--- 本文 ---
+-------+

世界の舞台で自分の考えを話せるかどうか

三井物産・槍田会長×ライフネット生命・出口会長(2)

 世の中には、論理的思考やMBAに関するビジネス本があふれている。そうした知識も重要だが、文学、哲学、歴史といった「教養」を抜きにしては、真の一流になることはできない。また、世界を舞台にビジネスをする上でも、「教養」は不可欠になる。そこで、ビジネス界きっての教養人として、経営の最前線で活躍する三井物産の槍田松瑩会長とライフネット生命の出口治明会長兼CEOに、一流の仕事人に必要とされる「教養」について、語ってもらった。
●その1:今の日本人は、本当に教養がないのか? はこちら

大学院教育の再考が必要

――日本には独自の教養観があり、海外とばかり比較するのはよくないと思いますが、海外の経営者やエリートビジネスパーソンと比べた場合、日本人のビジネスパーソンの教養は劣っていると思いますか。たとえば出口さんはロンドンに駐在していた頃、現地のエリートビジネスパーソンたちの歴史などに関する教養の深さに驚いたと本に書いていましたが。

出口:驚きましたけれど、これも後でよく考えてみると、システムの違いによるところが大きいですね。僕は当時、日本生命のロンドンの代表でしたので、外国の銀行とか保険会社のトップに会う機会が多かったんですよ。

+-------+

--- 学習用の資料 ---

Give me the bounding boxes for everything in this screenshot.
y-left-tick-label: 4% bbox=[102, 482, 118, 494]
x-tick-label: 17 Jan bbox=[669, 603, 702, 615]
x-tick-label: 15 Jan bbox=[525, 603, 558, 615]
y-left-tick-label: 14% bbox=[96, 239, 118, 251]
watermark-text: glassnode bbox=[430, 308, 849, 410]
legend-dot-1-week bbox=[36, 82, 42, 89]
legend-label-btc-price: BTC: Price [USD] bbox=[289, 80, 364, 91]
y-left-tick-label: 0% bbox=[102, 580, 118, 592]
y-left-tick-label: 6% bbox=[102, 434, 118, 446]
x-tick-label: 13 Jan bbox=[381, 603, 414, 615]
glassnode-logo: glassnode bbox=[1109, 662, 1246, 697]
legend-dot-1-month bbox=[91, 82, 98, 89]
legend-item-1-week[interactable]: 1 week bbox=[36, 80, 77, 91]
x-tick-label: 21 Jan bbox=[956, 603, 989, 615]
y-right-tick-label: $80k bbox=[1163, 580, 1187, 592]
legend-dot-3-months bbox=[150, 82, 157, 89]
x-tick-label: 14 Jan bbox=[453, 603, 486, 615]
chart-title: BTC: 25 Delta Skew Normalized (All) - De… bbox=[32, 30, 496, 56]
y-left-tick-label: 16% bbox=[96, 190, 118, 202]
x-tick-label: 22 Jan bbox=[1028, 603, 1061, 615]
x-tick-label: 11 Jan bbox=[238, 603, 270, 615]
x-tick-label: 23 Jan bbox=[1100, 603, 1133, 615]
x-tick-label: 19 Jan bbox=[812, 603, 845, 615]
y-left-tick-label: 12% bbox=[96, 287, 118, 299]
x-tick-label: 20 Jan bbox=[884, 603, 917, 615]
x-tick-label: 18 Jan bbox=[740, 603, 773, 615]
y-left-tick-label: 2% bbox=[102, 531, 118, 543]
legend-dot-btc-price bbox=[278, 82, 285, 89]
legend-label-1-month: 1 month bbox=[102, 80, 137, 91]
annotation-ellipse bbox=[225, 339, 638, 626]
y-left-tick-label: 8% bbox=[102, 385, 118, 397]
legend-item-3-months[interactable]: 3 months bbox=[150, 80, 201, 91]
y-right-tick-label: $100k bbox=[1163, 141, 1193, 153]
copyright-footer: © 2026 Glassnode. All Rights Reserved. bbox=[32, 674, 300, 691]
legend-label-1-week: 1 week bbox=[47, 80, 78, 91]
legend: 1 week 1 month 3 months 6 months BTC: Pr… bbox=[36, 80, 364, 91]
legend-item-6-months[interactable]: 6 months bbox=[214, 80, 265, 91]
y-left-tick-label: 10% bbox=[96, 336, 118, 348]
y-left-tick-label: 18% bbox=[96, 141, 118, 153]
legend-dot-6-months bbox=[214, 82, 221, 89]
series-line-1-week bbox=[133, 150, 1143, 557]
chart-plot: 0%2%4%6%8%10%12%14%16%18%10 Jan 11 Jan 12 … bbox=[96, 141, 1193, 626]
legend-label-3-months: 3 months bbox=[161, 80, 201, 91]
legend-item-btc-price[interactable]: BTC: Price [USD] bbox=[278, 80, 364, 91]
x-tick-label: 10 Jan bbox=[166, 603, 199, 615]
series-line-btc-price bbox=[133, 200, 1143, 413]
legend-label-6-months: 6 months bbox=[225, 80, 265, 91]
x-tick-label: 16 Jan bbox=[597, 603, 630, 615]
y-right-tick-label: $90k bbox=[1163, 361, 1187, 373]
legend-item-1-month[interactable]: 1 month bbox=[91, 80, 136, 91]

+-------+

--- やること ---
1. 本文の「三井物産・槍田会長×ライフネット生命・出口会長(2)」から「される「教養」について、語ってもらった。」までを、終わりの部分も含めてそのまま書き写してください。
2. 本文によると、出口さんはロンドンに駐在していた当時、どこの会社のロンドンの代表でしたか。
資料は使わなくても大丈夫です。

--- 答え ---
1.
三井物産・槍田会長×ライフネット生命・出口会長(2)

 世の中には、論理的思考やMBAに関するビジネス本があふれている。そうした知識も重要だが、文学、哲学、歴史といった「教養」を抜きにしては、真の一流になることはできない。また、世界を舞台にビジネスをする上でも、「教養」は不可欠になる。そこで、ビジネス界きっての教養人として、経営の最前線で活躍する三井物産の槍田松瑩会長とライフネット生命の出口治明会長兼CEOに、一流の仕事人に必要とされる「教養」について、語ってもらった。

2. 日本生命のロンドンの代表でした。